§ TO DO
Only the number is wanted: how many lines contain the string "vast"?

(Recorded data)
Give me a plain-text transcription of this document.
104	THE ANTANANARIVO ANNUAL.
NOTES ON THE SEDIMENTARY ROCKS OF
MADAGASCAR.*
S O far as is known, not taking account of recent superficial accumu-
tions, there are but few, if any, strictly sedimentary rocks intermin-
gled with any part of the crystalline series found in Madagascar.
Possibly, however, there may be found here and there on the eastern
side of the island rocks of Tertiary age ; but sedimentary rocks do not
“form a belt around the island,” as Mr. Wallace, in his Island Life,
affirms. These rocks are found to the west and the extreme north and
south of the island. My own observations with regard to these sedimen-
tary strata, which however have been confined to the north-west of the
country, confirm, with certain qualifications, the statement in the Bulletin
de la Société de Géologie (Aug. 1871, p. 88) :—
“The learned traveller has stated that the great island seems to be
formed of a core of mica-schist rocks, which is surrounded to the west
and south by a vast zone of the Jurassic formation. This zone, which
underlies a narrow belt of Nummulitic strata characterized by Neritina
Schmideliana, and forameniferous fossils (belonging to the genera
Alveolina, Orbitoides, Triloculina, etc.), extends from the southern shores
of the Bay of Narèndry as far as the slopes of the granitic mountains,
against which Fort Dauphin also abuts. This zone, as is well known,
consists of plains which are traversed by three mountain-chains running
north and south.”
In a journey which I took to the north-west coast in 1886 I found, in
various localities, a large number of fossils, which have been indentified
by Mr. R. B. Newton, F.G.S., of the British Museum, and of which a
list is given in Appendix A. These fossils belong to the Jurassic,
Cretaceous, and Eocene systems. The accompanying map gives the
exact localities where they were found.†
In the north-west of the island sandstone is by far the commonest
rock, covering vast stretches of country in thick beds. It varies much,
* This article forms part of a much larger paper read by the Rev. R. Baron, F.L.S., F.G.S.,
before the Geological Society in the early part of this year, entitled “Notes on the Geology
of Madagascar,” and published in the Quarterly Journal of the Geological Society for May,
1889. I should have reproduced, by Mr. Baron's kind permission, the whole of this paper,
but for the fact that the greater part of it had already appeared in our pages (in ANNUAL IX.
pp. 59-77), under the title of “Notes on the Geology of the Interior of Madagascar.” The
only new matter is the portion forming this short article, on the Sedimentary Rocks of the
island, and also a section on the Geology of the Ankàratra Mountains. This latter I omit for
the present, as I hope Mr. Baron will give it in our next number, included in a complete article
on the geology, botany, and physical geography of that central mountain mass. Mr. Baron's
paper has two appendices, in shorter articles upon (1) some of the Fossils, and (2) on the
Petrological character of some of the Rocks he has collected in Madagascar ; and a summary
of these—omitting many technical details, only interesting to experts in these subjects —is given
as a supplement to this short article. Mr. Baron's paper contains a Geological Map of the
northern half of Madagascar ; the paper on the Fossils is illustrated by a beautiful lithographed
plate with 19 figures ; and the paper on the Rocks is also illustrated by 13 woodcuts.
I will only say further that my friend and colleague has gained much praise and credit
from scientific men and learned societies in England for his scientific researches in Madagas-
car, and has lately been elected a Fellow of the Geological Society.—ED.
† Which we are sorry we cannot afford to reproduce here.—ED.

§ THE REPLY
2